**Your objective**
Return all the data, word for word.

>> BEGIN Extracted records

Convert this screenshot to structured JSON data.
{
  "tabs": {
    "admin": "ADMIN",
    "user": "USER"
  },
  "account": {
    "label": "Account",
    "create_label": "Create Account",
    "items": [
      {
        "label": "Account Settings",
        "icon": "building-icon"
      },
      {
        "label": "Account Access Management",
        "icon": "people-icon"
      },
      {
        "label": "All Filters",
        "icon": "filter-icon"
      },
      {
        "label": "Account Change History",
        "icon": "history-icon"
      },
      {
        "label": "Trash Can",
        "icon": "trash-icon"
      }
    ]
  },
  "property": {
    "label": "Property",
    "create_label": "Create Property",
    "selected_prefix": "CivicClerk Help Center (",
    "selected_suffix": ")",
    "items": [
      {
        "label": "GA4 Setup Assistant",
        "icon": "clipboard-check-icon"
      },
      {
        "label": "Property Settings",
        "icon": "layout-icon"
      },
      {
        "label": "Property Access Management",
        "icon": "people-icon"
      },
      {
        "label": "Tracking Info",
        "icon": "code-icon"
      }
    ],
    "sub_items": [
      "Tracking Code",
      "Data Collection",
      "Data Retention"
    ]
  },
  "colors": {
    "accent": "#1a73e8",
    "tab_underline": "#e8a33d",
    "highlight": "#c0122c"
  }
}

>> END Extracted records

**Response**
Convert this screenshot to structured JSON data.
{
  "tabs": {
    "admin": "ADMIN",
    "user": "USER"
  },
  "account": {
    "label": "Account",
    "create_label": "Create Account",
    "items": [
      {
        "label": "Account Settings",
        "icon": "building-icon"
      },
      {
        "label": "Account Access Management",
        "icon": "people-icon"
      },
      {
        "label": "All Filters",
        "icon": "filter-icon"
      },
      {
        "label": "Account Change History",
        "icon": "history-icon"
      },
      {
        "label": "Trash Can",
        "icon": "trash-icon"
      }
    ]
  },
  "property": {
    "label": "Property",
    "create_label": "Create Property",
    "selected_prefix": "CivicClerk Help Center (",
    "selected_suffix": ")",
    "items": [
      {
        "label": "GA4 Setup Assistant",
        "icon": "clipboard-check-icon"
      },
      {
        "label": "Property Settings",
        "icon": "layout-icon"
      },
      {
        "label": "Property Access Management",
        "icon": "people-icon"
      },
      {
        "label": "Tracking Info",
        "icon": "code-icon"
      }
    ],
    "sub_items": [
      "Tracking Code",
      "Data Collection",
      "Data Retention"
    ]
  },
  "colors": {
    "accent": "#1a73e8",
    "tab_underline": "#e8a33d",
    "highlight": "#c0122c"
  }
}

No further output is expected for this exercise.